- _SET PROBLEM_
Every record here should be printed again exactly.
☆ ☆ ☆ ☆ ☆ ☆ ☆
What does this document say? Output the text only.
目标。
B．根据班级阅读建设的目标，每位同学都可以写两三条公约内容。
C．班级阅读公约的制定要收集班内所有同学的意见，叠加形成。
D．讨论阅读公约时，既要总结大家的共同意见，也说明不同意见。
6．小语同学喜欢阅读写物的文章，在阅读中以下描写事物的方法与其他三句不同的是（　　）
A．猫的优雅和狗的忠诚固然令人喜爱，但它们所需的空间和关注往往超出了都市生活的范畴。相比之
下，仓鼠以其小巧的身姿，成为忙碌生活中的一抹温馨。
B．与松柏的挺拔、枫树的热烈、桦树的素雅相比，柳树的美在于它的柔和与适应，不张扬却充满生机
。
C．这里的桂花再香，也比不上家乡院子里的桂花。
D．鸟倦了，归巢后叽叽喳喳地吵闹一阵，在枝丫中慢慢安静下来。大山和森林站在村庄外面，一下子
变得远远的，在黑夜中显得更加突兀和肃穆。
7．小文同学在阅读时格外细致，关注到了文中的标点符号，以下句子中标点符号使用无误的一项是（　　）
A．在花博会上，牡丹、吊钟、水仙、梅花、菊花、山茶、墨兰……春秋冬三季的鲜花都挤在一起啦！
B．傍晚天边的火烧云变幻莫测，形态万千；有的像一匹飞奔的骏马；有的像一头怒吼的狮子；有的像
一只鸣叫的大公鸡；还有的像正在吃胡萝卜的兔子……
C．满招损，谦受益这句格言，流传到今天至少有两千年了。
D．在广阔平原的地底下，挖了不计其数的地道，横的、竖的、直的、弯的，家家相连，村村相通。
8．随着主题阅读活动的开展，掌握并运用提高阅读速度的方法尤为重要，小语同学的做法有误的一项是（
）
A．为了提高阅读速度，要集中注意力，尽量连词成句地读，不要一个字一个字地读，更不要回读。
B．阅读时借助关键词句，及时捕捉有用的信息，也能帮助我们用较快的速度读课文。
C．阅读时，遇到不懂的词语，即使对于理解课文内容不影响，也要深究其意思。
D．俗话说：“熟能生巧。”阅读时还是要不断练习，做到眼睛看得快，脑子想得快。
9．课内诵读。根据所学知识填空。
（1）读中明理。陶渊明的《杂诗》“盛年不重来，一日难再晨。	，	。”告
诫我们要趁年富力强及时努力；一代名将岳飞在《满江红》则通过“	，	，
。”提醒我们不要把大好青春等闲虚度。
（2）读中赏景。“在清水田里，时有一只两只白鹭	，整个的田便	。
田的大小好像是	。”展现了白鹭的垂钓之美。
☆ ☆ ☆ ☆ ☆ ☆ ☆
- _TASK SOLUTION_
What does this document say? Output the text only.
目标。
B．根据班级阅读建设的目标，每位同学都可以写两三条公约内容。
C．班级阅读公约的制定要收集班内所有同学的意见，叠加形成。
D．讨论阅读公约时，既要总结大家的共同意见，也说明不同意见。
6．小语同学喜欢阅读写物的文章，在阅读中以下描写事物的方法与其他三句不同的是（　　）
A．猫的优雅和狗的忠诚固然令人喜爱，但它们所需的空间和关注往往超出了都市生活的范畴。相比之
下，仓鼠以其小巧的身姿，成为忙碌生活中的一抹温馨。
B．与松柏的挺拔、枫树的热烈、桦树的素雅相比，柳树的美在于它的柔和与适应，不张扬却充满生机
。
C．这里的桂花再香，也比不上家乡院子里的桂花。
D．鸟倦了，归巢后叽叽喳喳地吵闹一阵，在枝丫中慢慢安静下来。大山和森林站在村庄外面，一下子
变得远远的，在黑夜中显得更加突兀和肃穆。
7．小文同学在阅读时格外细致，关注到了文中的标点符号，以下句子中标点符号使用无误的一项是（　　）
A．在花博会上，牡丹、吊钟、水仙、梅花、菊花、山茶、墨兰……春秋冬三季的鲜花都挤在一起啦！
B．傍晚天边的火烧云变幻莫测，形态万千；有的像一匹飞奔的骏马；有的像一头怒吼的狮子；有的像
一只鸣叫的大公鸡；还有的像正在吃胡萝卜的兔子……
C．满招损，谦受益这句格言，流传到今天至少有两千年了。
D．在广阔平原的地底下，挖了不计其数的地道，横的、竖的、直的、弯的，家家相连，村村相通。
8．随着主题阅读活动的开展，掌握并运用提高阅读速度的方法尤为重要，小语同学的做法有误的一项是（
）
A．为了提高阅读速度，要集中注意力，尽量连词成句地读，不要一个字一个字地读，更不要回读。
B．阅读时借助关键词句，及时捕捉有用的信息，也能帮助我们用较快的速度读课文。
C．阅读时，遇到不懂的词语，即使对于理解课文内容不影响，也要深究其意思。
D．俗话说：“熟能生巧。”阅读时还是要不断练习，做到眼睛看得快，脑子想得快。
9．课内诵读。根据所学知识填空。
（1）读中明理。陶渊明的《杂诗》“盛年不重来，一日难再晨。	，	。”告
诫我们要趁年富力强及时努力；一代名将岳飞在《满江红》则通过“	，	，
。”提醒我们不要把大好青春等闲虚度。
（2）读中赏景。“在清水田里，时有一只两只白鹭	，整个的田便	。
田的大小好像是	。”展现了白鹭的垂钓之美。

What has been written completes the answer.